[START Page extract]

Sugar: This pickle is sweetened with sugar. If you want you can use jaggery instead, or you can use a mix of both.
Other Ingredients: In addition to the above you’ll also need standard white salt, black salt, turmeric powder, Kashmiri red chili powder, and roasted cumin powder. You can adjust the amount of spices as per your taste.
Aam ka Chunda
Equipment
Ingredients
- 1/2 Kg Mango
- 1/4 tsp Turmeric Powder
- 1/2 tbsp Salt
- 1/2 tsp Black Salt
- 1/2 kg Sugar
- 1/2 tsp Roasted Cumin Powder
- 1/2 tbsp Kashmiri Lal Mirch Powder
Instructions
- Firstly peel, wash and grate raw mango.
- Add turmeric powder, salt, and black salt. Give it a nice mix.
- Now add sugar to it, mix well.
- Set this mixture aside for 15 minutes or until the sugar get's dissolved.
- Now cook on low flame till you get one tar chasni, keep stirring occasionally.
- Once done, switch off the flame, and let it come to the room temperature.
- Now add chili powder and cumin powder. Mix well.
- Aam Chundi is ready to serve.
Nutrition
Frequently Asked Question About this Recipe:
Is there any difference between aam ka chunda and keri no chundo?
No, they are the same! Aam ka chunda is the Hindi name, while keri no chundo is the Gujarati name. Both refer to a sweet mango pickle made with raw mango and sugar.
Can I make aam ka chunda without cooking?
Yes! Traditionally, mango chunda was made by sun-maturing the mango and sugar mix over 8–10 days. However, you can also make a quick version by gently cooking it on low heat until the sugar melts and forms a syrup.
How long can I store sweet mango pickle like chunda?
If stored properly in a clean, dry jar, aam ka chunda can last up to a year. Just make sure no moisture enters the jar, and always use a dry spoon.
What should I do if sugar crystals form in my chunda?
If sugar crystals form, don’t worry! Just warm the chunda slightly on low heat. Stir until the crystals dissolve, then cool and store it again.
Can I reduce the sugar in this recipe?
You can reduce it slightly, but sugar also acts as a preservative. Reducing it too much might affect shelf life and taste.
My Recommended Product:
If you make achar or preserves often—like this aam ka chunda—I highly recommend using a ceramic airtight bharani for storage.

[END Page extract]
[START Listing]

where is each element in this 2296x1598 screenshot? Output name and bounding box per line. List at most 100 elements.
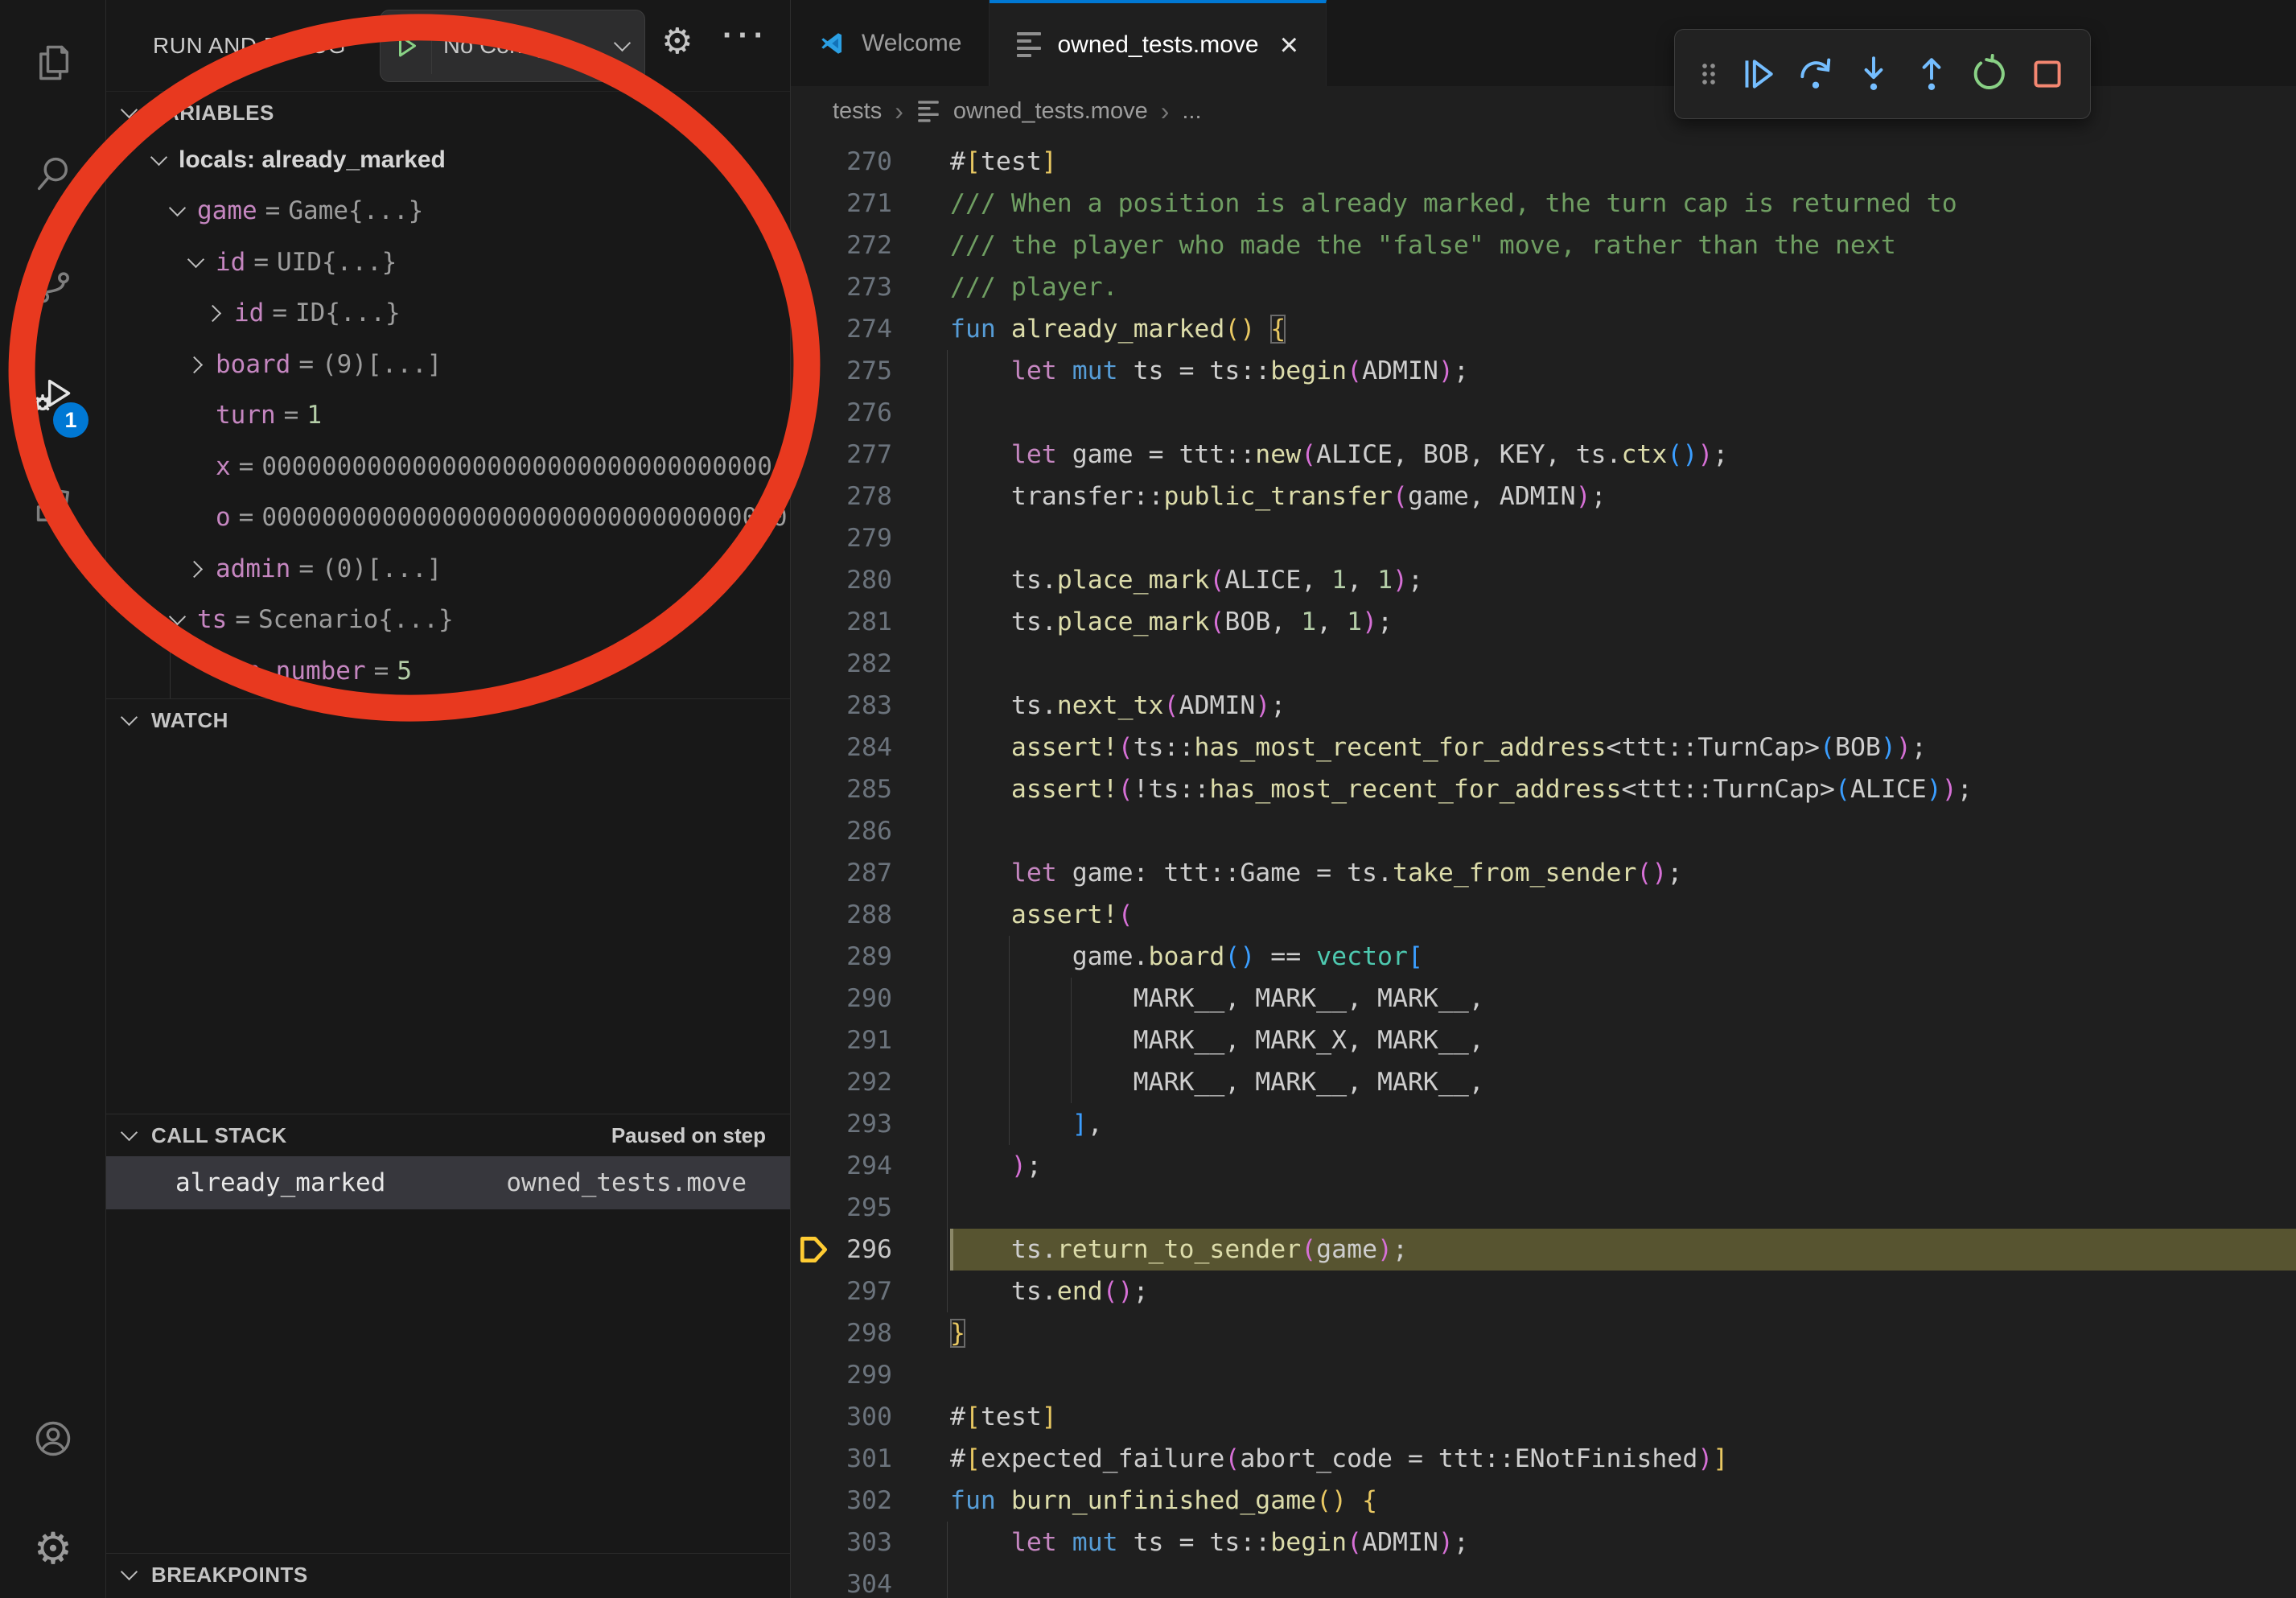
- settings-gear-icon[interactable]: ⚙: [0, 1501, 106, 1595]
- code-line[interactable]: 278 transfer::public_transfer(game, ADMI…: [791, 476, 2296, 517]
- code-line[interactable]: 288 assert!(: [791, 894, 2296, 936]
- code-line[interactable]: 271/// When a position is already marked…: [791, 183, 2296, 224]
- line-number[interactable]: 276: [791, 392, 950, 434]
- close-tab-icon[interactable]: ×: [1280, 29, 1298, 61]
- continue-button[interactable]: [1733, 40, 1783, 108]
- variable-row[interactable]: board=(9)[...]: [106, 339, 790, 390]
- line-number[interactable]: 288: [791, 894, 950, 936]
- line-number[interactable]: 298: [791, 1312, 950, 1354]
- chevron-right-icon[interactable]: [204, 303, 225, 323]
- code-line[interactable]: 280 ts.place_mark(ALICE, 1, 1);: [791, 559, 2296, 601]
- stop-button[interactable]: [2022, 40, 2072, 108]
- code-line[interactable]: 294 );: [791, 1145, 2296, 1187]
- code-line[interactable]: 292 MARK__, MARK__, MARK__,: [791, 1061, 2296, 1103]
- code-line[interactable]: 304: [791, 1563, 2296, 1598]
- chevron-down-icon[interactable]: [167, 609, 188, 630]
- code-line[interactable]: 291 MARK__, MARK_X, MARK__,: [791, 1019, 2296, 1061]
- variable-row[interactable]: id=UID{...}: [106, 237, 790, 288]
- line-number[interactable]: 273: [791, 266, 950, 308]
- start-debug-icon[interactable]: [381, 18, 432, 74]
- search-icon[interactable]: [0, 127, 106, 220]
- line-number[interactable]: 279: [791, 517, 950, 559]
- variable-row[interactable]: x=0000000000000000000000000000000000…: [106, 441, 790, 492]
- line-number[interactable]: 271: [791, 183, 950, 224]
- line-number[interactable]: 278: [791, 476, 950, 517]
- code-line[interactable]: 285 assert!(!ts::has_most_recent_for_add…: [791, 768, 2296, 810]
- line-number[interactable]: 281: [791, 601, 950, 643]
- tab-welcome[interactable]: Welcome: [791, 0, 990, 86]
- line-number[interactable]: 287: [791, 852, 950, 894]
- code-line[interactable]: 279: [791, 517, 2296, 559]
- chevron-down-icon[interactable]: [149, 150, 170, 171]
- tab-owned-tests[interactable]: owned_tests.move ×: [990, 0, 1327, 86]
- run-and-debug-icon[interactable]: 1: [0, 349, 106, 443]
- chevron-right-icon[interactable]: [186, 558, 207, 579]
- breadcrumb-item[interactable]: ...: [1182, 98, 1201, 125]
- line-number[interactable]: 277: [791, 434, 950, 476]
- line-number[interactable]: 284: [791, 727, 950, 768]
- code-line[interactable]: 275 let mut ts = ts::begin(ADMIN);: [791, 350, 2296, 392]
- breadcrumb-item[interactable]: owned_tests.move: [953, 98, 1148, 125]
- code-line[interactable]: 299: [791, 1354, 2296, 1396]
- call-stack-frame[interactable]: already_marked owned_tests.move: [106, 1156, 790, 1209]
- code-line[interactable]: 281 ts.place_mark(BOB, 1, 1);: [791, 601, 2296, 643]
- chevron-down-icon[interactable]: [186, 252, 207, 273]
- breakpoints-section-header[interactable]: BREAKPOINTS: [106, 1554, 790, 1596]
- code-line[interactable]: 297 ts.end();: [791, 1271, 2296, 1312]
- line-number[interactable]: 280: [791, 559, 950, 601]
- variable-row[interactable]: admin=(0)[...]: [106, 543, 790, 595]
- launch-config-dropdown[interactable]: No Configur: [380, 10, 645, 82]
- code-line[interactable]: 289 game.board() == vector[: [791, 936, 2296, 978]
- variable-row[interactable]: txn_number=5: [106, 645, 790, 697]
- line-number[interactable]: 283: [791, 685, 950, 727]
- watch-section-header[interactable]: WATCH: [106, 699, 790, 741]
- code-line[interactable]: 295: [791, 1187, 2296, 1229]
- line-number[interactable]: 301: [791, 1438, 950, 1480]
- line-number[interactable]: 272: [791, 224, 950, 266]
- code-line[interactable]: 303 let mut ts = ts::begin(ADMIN);: [791, 1522, 2296, 1563]
- line-number[interactable]: 293: [791, 1103, 950, 1145]
- line-number[interactable]: 290: [791, 978, 950, 1019]
- variable-row[interactable]: game=Game{...}: [106, 186, 790, 237]
- code-line[interactable]: 283 ts.next_tx(ADMIN);: [791, 685, 2296, 727]
- line-number[interactable]: 275: [791, 350, 950, 392]
- variable-row[interactable]: locals: already_marked: [106, 134, 790, 186]
- line-number[interactable]: 297: [791, 1271, 950, 1312]
- chevron-down-icon[interactable]: [167, 200, 188, 221]
- step-into-button[interactable]: [1849, 40, 1899, 108]
- line-number[interactable]: 304: [791, 1563, 950, 1598]
- account-icon[interactable]: [0, 1392, 106, 1485]
- line-number[interactable]: 289: [791, 936, 950, 978]
- code-editor[interactable]: 270#[test]271/// When a position is alre…: [791, 136, 2296, 1598]
- line-number[interactable]: 270: [791, 141, 950, 183]
- explorer-icon[interactable]: [0, 16, 106, 109]
- code-line[interactable]: 296 ts.return_to_sender(game);: [791, 1229, 2296, 1271]
- line-number[interactable]: 295: [791, 1187, 950, 1229]
- line-number[interactable]: 302: [791, 1480, 950, 1522]
- code-line[interactable]: 272/// the player who made the "false" m…: [791, 224, 2296, 266]
- debug-settings-gear-icon[interactable]: ⚙: [661, 21, 693, 62]
- variable-row[interactable]: turn=1: [106, 390, 790, 442]
- extensions-icon[interactable]: [0, 460, 106, 554]
- line-number[interactable]: 285: [791, 768, 950, 810]
- step-over-button[interactable]: [1791, 40, 1841, 108]
- variables-section-header[interactable]: VARIABLES: [106, 92, 790, 134]
- line-number[interactable]: 286: [791, 810, 950, 852]
- source-control-icon[interactable]: [0, 238, 106, 332]
- line-number[interactable]: 299: [791, 1354, 950, 1396]
- line-number[interactable]: 274: [791, 308, 950, 350]
- code-line[interactable]: 293 ],: [791, 1103, 2296, 1145]
- code-line[interactable]: 273/// player.: [791, 266, 2296, 308]
- code-line[interactable]: 302fun burn_unfinished_game() {: [791, 1480, 2296, 1522]
- code-line[interactable]: 274fun already_marked() {: [791, 308, 2296, 350]
- variable-row[interactable]: ts=Scenario{...}: [106, 595, 790, 646]
- variable-row[interactable]: id=ID{...}: [106, 288, 790, 340]
- code-line[interactable]: 270#[test]: [791, 141, 2296, 183]
- code-line[interactable]: 282: [791, 643, 2296, 685]
- line-number[interactable]: 282: [791, 643, 950, 685]
- breadcrumb-item[interactable]: tests: [833, 98, 882, 125]
- code-line[interactable]: 276: [791, 392, 2296, 434]
- code-line[interactable]: 287 let game: ttt::Game = ts.take_from_s…: [791, 852, 2296, 894]
- call-stack-section-header[interactable]: CALL STACK Paused on step: [106, 1114, 790, 1156]
- drag-grip-icon[interactable]: [1693, 40, 1725, 108]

[END Listing]

Aim of the task >>
For each statement, say yes or no to whether it agrees with the mango pickle recipe, and quote the recipe's exact words that decide it. (a) Chili powder and cumin powder are added only after the cooked mixture comes to room temperature. (b) Keri no chundo is a different pickle from aam ka chunda. (c) Stored properly, aam ka chunda can last up to six months. The records are separate material with no connection to the mango pickle recipe.

Answer below >>
(a) Yes: "Once done, switch off the flame, and let it come to the room temperature." followed by "Now add chili powder and cumin powder."
(b) No: "No, they are the same!"
(c) No: "aam ka chunda can last up to a year"